__INFORMATION PROVIDED__.
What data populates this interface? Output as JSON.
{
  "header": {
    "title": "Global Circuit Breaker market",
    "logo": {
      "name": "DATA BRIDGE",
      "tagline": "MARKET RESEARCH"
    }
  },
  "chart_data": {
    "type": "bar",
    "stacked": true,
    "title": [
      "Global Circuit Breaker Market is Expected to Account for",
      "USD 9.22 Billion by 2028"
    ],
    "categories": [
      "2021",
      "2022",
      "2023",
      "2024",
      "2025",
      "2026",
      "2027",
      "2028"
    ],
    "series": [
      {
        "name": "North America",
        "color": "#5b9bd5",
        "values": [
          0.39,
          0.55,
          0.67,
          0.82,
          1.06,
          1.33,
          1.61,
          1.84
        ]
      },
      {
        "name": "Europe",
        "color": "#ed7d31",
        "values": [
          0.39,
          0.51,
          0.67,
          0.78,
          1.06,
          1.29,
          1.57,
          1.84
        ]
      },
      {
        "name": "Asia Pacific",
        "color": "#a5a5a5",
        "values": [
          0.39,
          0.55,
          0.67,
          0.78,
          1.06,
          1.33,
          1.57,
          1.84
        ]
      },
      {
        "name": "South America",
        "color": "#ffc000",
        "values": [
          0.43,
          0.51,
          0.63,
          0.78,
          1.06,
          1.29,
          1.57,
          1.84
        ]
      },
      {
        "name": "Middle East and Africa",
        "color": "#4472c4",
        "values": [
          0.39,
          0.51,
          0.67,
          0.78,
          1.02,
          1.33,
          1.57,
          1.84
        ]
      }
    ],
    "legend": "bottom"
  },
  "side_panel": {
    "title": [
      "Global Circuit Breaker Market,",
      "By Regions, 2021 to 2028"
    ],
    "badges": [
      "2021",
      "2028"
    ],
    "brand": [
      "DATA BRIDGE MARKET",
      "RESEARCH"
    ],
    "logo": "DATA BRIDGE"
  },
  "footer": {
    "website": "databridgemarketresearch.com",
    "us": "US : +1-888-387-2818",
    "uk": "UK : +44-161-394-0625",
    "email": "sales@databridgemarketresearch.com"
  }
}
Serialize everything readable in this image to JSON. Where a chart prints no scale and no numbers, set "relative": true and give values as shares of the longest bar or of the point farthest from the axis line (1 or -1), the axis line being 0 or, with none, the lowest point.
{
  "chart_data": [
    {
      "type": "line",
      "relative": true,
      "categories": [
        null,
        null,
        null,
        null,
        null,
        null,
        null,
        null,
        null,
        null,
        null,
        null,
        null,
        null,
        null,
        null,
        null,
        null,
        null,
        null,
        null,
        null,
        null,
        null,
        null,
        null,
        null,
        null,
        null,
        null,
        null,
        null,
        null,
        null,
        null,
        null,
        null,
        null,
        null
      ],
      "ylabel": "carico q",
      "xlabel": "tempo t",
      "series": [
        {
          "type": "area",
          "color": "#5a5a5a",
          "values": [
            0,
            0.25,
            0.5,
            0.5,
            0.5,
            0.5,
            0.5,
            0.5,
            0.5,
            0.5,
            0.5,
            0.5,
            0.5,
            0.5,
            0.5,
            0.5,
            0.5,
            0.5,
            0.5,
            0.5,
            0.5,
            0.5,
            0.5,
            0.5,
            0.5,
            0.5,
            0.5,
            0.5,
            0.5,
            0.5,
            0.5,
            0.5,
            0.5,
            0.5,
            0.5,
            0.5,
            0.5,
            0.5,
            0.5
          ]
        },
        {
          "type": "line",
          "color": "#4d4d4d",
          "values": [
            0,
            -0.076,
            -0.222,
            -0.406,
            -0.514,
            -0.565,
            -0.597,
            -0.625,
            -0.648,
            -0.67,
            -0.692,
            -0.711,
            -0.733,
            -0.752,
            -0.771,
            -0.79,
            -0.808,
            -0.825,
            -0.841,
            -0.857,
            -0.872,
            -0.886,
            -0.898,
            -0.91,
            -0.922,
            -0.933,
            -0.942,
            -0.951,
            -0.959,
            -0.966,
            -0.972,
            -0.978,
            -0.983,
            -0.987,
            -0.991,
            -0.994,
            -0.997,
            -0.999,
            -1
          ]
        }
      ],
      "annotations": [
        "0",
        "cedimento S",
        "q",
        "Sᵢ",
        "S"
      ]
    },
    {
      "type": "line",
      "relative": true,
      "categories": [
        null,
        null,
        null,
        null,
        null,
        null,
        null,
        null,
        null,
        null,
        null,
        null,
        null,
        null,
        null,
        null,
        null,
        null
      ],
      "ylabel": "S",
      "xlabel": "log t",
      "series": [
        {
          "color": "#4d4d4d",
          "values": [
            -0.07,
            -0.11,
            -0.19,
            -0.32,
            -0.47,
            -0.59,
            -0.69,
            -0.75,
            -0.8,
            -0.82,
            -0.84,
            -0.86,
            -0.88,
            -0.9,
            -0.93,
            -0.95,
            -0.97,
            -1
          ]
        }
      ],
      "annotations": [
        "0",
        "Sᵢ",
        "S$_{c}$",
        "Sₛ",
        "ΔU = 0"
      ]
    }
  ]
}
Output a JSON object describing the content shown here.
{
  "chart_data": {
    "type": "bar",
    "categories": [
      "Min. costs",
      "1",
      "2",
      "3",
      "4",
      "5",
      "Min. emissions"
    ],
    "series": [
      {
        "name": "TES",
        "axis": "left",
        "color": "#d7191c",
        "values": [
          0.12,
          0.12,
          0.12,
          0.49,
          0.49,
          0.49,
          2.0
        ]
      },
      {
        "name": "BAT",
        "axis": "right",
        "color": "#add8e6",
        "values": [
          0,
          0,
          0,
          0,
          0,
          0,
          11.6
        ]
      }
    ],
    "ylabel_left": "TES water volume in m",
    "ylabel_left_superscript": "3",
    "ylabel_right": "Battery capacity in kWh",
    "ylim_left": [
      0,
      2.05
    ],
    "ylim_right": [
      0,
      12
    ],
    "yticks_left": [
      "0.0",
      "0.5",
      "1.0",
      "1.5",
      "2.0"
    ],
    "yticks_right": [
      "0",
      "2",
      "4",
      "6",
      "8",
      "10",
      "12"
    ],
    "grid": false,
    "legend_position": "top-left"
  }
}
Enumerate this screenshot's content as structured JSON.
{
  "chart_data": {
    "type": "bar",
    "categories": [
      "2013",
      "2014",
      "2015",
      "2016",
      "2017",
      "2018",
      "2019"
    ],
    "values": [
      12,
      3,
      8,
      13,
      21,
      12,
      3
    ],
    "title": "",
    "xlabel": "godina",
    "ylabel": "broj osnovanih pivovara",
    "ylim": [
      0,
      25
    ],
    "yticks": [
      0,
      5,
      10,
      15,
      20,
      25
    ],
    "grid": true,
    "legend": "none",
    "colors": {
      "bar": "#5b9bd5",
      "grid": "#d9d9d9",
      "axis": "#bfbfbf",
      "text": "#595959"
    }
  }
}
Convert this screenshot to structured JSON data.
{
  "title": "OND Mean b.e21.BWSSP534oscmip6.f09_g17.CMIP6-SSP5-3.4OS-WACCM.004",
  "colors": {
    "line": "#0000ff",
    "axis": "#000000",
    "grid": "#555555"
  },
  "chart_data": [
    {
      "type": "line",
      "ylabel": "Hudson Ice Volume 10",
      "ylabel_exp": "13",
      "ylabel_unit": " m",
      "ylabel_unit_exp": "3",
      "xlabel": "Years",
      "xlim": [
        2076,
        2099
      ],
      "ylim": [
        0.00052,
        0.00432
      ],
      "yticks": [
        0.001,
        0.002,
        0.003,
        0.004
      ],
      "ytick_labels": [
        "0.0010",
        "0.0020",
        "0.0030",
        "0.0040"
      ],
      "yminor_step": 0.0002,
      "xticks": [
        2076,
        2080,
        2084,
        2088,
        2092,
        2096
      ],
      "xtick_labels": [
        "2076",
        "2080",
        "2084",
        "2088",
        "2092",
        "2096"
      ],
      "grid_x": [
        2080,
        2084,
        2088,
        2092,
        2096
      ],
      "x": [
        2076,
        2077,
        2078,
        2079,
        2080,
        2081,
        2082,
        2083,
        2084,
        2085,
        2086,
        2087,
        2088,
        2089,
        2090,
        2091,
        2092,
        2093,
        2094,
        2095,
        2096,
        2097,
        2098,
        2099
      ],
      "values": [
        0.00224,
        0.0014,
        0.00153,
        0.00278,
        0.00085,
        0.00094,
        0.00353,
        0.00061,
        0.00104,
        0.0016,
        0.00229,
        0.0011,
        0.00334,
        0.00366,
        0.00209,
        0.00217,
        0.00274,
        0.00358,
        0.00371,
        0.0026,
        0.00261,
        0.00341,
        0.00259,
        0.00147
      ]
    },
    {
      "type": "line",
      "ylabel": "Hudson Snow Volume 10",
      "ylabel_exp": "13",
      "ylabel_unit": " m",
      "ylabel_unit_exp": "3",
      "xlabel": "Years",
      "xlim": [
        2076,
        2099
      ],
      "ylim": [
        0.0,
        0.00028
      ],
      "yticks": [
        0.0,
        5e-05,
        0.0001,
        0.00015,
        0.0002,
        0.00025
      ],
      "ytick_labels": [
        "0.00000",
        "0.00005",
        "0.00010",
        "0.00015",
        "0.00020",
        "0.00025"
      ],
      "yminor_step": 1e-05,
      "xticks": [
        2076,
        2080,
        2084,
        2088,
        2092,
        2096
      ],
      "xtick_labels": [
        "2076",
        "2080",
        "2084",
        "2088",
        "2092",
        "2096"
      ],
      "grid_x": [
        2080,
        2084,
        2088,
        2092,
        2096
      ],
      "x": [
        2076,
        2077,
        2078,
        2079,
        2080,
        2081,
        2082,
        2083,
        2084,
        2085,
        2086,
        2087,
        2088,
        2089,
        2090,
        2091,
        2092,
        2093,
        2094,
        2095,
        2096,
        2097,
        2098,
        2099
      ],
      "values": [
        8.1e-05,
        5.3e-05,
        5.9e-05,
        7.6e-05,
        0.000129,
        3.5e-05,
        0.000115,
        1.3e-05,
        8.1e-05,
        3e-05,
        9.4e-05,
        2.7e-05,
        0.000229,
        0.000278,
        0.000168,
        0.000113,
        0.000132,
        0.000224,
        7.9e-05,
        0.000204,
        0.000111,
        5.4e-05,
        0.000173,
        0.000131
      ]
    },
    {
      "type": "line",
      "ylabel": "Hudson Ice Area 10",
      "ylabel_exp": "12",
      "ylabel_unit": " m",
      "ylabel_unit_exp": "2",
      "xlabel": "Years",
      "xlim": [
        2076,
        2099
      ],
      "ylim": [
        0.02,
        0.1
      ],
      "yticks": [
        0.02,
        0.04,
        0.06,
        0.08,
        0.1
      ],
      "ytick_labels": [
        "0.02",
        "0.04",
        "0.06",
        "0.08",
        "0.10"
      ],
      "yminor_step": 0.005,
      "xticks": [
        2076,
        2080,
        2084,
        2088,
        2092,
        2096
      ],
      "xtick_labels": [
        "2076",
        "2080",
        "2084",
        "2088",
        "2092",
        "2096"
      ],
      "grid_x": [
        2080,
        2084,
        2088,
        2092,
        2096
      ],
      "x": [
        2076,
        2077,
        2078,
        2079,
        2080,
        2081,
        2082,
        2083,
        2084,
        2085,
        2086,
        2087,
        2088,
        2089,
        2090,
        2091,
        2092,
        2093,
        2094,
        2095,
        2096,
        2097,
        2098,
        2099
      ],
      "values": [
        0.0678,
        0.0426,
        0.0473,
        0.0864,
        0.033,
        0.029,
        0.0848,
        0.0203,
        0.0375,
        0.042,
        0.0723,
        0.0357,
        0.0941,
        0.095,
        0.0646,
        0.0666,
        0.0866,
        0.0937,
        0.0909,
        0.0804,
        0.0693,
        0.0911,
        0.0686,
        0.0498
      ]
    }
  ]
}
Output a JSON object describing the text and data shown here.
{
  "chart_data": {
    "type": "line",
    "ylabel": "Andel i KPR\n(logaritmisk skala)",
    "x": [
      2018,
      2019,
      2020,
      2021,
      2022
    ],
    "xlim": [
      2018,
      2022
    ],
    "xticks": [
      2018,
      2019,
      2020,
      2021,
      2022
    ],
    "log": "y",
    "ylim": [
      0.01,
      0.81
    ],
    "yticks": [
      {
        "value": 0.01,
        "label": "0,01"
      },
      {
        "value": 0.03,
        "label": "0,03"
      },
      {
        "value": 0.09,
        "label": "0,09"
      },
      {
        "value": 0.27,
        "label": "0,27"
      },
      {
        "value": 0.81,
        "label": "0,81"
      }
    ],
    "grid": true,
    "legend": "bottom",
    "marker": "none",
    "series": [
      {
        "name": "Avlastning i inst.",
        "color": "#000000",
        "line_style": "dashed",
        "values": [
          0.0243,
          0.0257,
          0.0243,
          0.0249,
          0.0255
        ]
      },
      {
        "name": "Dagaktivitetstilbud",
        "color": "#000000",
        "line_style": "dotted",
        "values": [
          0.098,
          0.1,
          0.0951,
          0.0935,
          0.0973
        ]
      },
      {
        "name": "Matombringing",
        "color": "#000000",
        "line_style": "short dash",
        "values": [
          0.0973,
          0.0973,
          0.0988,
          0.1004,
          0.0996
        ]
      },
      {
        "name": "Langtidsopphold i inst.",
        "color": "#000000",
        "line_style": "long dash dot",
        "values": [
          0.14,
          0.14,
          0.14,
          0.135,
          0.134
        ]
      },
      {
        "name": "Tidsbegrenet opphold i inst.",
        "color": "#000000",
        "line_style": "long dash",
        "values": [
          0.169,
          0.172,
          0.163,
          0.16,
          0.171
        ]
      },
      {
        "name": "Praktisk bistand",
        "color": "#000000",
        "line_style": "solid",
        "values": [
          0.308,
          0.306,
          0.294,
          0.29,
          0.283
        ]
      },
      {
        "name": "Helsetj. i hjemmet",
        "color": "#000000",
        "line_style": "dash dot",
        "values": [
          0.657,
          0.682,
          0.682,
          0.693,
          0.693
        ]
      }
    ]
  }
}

__TASK DETAILS__. Collect the complete line wherever the string "Circuit" appears in the records.

__ANSWER TO THIS TASK__.
    "title": "Global Circuit Breaker market",
      "Global Circuit Breaker Market is Expected to Account for",
      "Global Circuit Breaker Market,",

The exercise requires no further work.